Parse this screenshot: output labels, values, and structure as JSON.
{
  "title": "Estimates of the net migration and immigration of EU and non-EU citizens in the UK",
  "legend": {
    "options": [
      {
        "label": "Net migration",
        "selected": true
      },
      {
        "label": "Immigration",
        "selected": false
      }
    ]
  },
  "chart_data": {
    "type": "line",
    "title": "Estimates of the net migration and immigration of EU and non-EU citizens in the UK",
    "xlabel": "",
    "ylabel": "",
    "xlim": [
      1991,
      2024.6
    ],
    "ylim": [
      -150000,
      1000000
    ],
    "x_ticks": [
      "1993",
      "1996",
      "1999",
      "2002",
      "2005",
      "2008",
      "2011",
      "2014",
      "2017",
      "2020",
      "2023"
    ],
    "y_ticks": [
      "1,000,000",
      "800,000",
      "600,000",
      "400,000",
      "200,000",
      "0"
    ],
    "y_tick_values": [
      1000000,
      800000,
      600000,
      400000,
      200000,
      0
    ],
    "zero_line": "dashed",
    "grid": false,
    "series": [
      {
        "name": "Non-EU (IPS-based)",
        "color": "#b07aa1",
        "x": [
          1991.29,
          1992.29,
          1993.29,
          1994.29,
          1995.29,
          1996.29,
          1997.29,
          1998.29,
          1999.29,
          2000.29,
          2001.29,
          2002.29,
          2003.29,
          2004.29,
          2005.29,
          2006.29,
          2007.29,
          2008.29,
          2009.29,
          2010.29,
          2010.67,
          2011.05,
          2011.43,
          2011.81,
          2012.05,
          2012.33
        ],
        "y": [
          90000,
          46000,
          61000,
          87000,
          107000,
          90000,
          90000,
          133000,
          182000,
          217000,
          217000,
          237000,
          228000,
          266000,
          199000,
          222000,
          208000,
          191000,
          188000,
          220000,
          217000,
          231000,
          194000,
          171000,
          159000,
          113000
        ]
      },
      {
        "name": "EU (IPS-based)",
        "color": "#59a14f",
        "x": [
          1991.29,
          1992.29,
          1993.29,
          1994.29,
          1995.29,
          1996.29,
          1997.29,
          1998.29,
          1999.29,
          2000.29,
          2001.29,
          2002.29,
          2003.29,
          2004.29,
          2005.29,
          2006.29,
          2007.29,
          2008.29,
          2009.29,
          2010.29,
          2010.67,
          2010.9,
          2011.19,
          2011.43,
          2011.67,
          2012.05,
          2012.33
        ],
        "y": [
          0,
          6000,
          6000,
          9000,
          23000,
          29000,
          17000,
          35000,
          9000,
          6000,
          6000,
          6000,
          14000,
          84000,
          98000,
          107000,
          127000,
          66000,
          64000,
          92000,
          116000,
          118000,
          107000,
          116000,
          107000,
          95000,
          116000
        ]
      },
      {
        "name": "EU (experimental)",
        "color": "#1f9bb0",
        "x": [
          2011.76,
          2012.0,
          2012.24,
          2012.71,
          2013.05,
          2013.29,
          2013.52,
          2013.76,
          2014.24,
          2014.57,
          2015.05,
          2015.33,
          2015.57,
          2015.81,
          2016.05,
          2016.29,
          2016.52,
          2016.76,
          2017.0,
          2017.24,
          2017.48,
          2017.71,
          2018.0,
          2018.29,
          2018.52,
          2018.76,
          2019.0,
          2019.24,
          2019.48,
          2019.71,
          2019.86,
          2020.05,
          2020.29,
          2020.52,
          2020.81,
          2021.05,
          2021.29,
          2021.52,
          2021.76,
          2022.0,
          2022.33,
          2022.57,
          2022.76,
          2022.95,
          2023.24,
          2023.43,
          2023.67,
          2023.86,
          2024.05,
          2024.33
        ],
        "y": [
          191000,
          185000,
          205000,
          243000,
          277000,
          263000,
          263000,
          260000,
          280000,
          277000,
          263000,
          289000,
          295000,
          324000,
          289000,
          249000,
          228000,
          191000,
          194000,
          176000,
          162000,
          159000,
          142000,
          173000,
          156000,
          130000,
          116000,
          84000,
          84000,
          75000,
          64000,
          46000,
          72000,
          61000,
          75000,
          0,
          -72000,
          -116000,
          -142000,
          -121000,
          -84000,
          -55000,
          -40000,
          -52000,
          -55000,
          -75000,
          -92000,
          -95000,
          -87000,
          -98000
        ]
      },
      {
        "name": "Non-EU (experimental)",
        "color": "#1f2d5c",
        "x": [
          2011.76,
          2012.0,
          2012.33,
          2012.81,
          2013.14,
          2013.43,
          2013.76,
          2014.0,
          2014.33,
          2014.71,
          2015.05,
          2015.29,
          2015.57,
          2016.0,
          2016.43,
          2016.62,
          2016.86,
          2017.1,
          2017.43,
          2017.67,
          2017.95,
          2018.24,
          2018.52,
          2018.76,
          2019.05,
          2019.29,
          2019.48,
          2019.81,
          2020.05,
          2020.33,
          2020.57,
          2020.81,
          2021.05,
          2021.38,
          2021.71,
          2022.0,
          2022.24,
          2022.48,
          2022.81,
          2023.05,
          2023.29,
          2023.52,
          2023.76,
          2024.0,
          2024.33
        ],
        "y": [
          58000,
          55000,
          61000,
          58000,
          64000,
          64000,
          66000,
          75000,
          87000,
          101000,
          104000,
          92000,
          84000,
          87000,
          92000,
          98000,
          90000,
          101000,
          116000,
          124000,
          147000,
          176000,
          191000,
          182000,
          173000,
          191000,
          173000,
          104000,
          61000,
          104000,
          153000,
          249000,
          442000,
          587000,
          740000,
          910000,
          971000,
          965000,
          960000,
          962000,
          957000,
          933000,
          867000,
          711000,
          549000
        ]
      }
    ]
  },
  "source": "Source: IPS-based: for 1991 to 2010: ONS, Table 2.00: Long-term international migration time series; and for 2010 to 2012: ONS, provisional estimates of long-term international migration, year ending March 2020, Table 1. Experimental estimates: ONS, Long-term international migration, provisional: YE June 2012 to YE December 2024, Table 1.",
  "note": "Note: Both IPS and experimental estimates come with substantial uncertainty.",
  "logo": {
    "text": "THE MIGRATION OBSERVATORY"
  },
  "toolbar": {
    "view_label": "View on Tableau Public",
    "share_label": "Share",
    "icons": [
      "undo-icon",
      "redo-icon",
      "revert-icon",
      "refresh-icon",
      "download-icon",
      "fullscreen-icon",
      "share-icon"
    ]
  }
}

○ ○ ○ ○

What to produce ▸
Repeat the material in full, exactly as it stands.

Result ▸
Parse this screenshot: output labels, values, and structure as JSON.
{
  "title": "Estimates of the net migration and immigration of EU and non-EU citizens in the UK",
  "legend": {
    "options": [
      {
        "label": "Net migration",
        "selected": true
      },
      {
        "label": "Immigration",
        "selected": false
      }
    ]
  },
  "chart_data": {
    "type": "line",
    "title": "Estimates of the net migration and immigration of EU and non-EU citizens in the UK",
    "xlabel": "",
    "ylabel": "",
    "xlim": [
      1991,
      2024.6
    ],
    "ylim": [
      -150000,
      1000000
    ],
    "x_ticks": [
      "1993",
      "1996",
      "1999",
      "2002",
      "2005",
      "2008",
      "2011",
      "2014",
      "2017",
      "2020",
      "2023"
    ],
    "y_ticks": [
      "1,000,000",
      "800,000",
      "600,000",
      "400,000",
      "200,000",
      "0"
    ],
    "y_tick_values": [
      1000000,
      800000,
      600000,
      400000,
      200000,
      0
    ],
    "zero_line": "dashed",
    "grid": false,
    "series": [
      {
        "name": "Non-EU (IPS-based)",
        "color": "#b07aa1",
        "x": [
          1991.29,
          1992.29,
          1993.29,
          1994.29,
          1995.29,
          1996.29,
          1997.29,
          1998.29,
          1999.29,
          2000.29,
          2001.29,
          2002.29,
          2003.29,
          2004.29,
          2005.29,
          2006.29,
          2007.29,
          2008.29,
          2009.29,
          2010.29,
          2010.67,
          2011.05,
          2011.43,
          2011.81,
          2012.05,
          2012.33
        ],
        "y": [
          90000,
          46000,
          61000,
          87000,
          107000,
          90000,
          90000,
          133000,
          182000,
          217000,
          217000,
          237000,
          228000,
          266000,
          199000,
          222000,
          208000,
          191000,
          188000,
          220000,
          217000,
          231000,
          194000,
          171000,
          159000,
          113000
        ]
      },
      {
        "name": "EU (IPS-based)",
        "color": "#59a14f",
        "x": [
          1991.29,
          1992.29,
          1993.29,
          1994.29,
          1995.29,
          1996.29,
          1997.29,
          1998.29,
          1999.29,
          2000.29,
          2001.29,
          2002.29,
          2003.29,
          2004.29,
          2005.29,
          2006.29,
          2007.29,
          2008.29,
          2009.29,
          2010.29,
          2010.67,
          2010.9,
          2011.19,
          2011.43,
          2011.67,
          2012.05,
          2012.33
        ],
        "y": [
          0,
          6000,
          6000,
          9000,
          23000,
          29000,
          17000,
          35000,
          9000,
          6000,
          6000,
          6000,
          14000,
          84000,
          98000,
          107000,
          127000,
          66000,
          64000,
          92000,
          116000,
          118000,
          107000,
          116000,
          107000,
          95000,
          116000
        ]
      },
      {
        "name": "EU (experimental)",
        "color": "#1f9bb0",
        "x": [
          2011.76,
          2012.0,
          2012.24,
          2012.71,
          2013.05,
          2013.29,
          2013.52,
          2013.76,
          2014.24,
          2014.57,
          2015.05,
          2015.33,
          2015.57,
          2015.81,
          2016.05,
          2016.29,
          2016.52,
          2016.76,
          2017.0,
          2017.24,
          2017.48,
          2017.71,
          2018.0,
          2018.29,
          2018.52,
          2018.76,
          2019.0,
          2019.24,
          2019.48,
          2019.71,
          2019.86,
          2020.05,
          2020.29,
          2020.52,
          2020.81,
          2021.05,
          2021.29,
          2021.52,
          2021.76,
          2022.0,
          2022.33,
          2022.57,
          2022.76,
          2022.95,
          2023.24,
          2023.43,
          2023.67,
          2023.86,
          2024.05,
          2024.33
        ],
        "y": [
          191000,
          185000,
          205000,
          243000,
          277000,
          263000,
          263000,
          260000,
          280000,
          277000,
          263000,
          289000,
          295000,
          324000,
          289000,
          249000,
          228000,
          191000,
          194000,
          176000,
          162000,
          159000,
          142000,
          173000,
          156000,
          130000,
          116000,
          84000,
          84000,
          75000,
          64000,
          46000,
          72000,
          61000,
          75000,
          0,
          -72000,
          -116000,
          -142000,
          -121000,
          -84000,
          -55000,
          -40000,
          -52000,
          -55000,
          -75000,
          -92000,
          -95000,
          -87000,
          -98000
        ]
      },
      {
        "name": "Non-EU (experimental)",
        "color": "#1f2d5c",
        "x": [
          2011.76,
          2012.0,
          2012.33,
          2012.81,
          2013.14,
          2013.43,
          2013.76,
          2014.0,
          2014.33,
          2014.71,
          2015.05,
          2015.29,
          2015.57,
          2016.0,
          2016.43,
          2016.62,
          2016.86,
          2017.1,
          2017.43,
          2017.67,
          2017.95,
          2018.24,
          2018.52,
          2018.76,
          2019.05,
          2019.29,
          2019.48,
          2019.81,
          2020.05,
          2020.33,
          2020.57,
          2020.81,
          2021.05,
          2021.38,
          2021.71,
          2022.0,
          2022.24,
          2022.48,
          2022.81,
          2023.05,
          2023.29,
          2023.52,
          2023.76,
          2024.0,
          2024.33
        ],
        "y": [
          58000,
          55000,
          61000,
          58000,
          64000,
          64000,
          66000,
          75000,
          87000,
          101000,
          104000,
          92000,
          84000,
          87000,
          92000,
          98000,
          90000,
          101000,
          116000,
          124000,
          147000,
          176000,
          191000,
          182000,
          173000,
          191000,
          173000,
          104000,
          61000,
          104000,
          153000,
          249000,
          442000,
          587000,
          740000,
          910000,
          971000,
          965000,
          960000,
          962000,
          957000,
          933000,
          867000,
          711000,
          549000
        ]
      }
    ]
  },
  "source": "Source: IPS-based: for 1991 to 2010: ONS, Table 2.00: Long-term international migration time series; and for 2010 to 2012: ONS, provisional estimates of long-term international migration, year ending March 2020, Table 1. Experimental estimates: ONS, Long-term international migration, provisional: YE June 2012 to YE December 2024, Table 1.",
  "note": "Note: Both IPS and experimental estimates come with substantial uncertainty.",
  "logo": {
    "text": "THE MIGRATION OBSERVATORY"
  },
  "toolbar": {
    "view_label": "View on Tableau Public",
    "share_label": "Share",
    "icons": [
      "undo-icon",
      "redo-icon",
      "revert-icon",
      "refresh-icon",
      "download-icon",
      "fullscreen-icon",
      "share-icon"
    ]
  }
}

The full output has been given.